::: RECORDS PROVIDED
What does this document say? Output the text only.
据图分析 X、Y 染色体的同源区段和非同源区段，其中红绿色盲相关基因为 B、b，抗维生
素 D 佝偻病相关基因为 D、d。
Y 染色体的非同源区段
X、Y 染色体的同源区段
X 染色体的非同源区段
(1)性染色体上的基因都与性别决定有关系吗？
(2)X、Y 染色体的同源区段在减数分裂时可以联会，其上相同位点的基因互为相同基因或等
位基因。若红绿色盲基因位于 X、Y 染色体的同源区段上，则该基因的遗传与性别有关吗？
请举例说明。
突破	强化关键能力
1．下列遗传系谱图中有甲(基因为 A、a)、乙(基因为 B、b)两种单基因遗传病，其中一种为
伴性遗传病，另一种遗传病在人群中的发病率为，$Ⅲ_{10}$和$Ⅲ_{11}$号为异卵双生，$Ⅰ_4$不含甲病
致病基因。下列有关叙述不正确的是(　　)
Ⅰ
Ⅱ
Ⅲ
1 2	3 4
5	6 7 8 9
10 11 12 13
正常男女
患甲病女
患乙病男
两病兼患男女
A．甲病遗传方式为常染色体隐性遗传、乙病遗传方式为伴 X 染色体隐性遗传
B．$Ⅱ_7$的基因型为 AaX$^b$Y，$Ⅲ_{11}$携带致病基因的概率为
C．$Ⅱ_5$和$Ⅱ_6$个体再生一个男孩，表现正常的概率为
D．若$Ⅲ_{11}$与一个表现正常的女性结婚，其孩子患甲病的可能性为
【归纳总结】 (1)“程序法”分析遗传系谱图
::::::
::: RECORDS PROVIDED
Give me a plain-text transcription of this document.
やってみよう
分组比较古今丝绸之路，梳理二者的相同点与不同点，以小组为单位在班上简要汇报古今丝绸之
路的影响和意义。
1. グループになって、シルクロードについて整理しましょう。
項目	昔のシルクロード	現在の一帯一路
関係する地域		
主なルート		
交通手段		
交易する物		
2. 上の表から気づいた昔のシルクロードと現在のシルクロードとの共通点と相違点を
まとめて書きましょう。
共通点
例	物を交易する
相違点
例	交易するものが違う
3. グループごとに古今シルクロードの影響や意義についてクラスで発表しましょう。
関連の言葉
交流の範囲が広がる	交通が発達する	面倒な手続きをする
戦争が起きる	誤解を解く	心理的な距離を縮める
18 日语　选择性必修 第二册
::::::
BRIEF
Filter the entries down to the lines containing "text". Copy each of those lines.

COMPLETE ANSWER
What does this document say? Output the text only.
Give me a plain-text transcription of this document.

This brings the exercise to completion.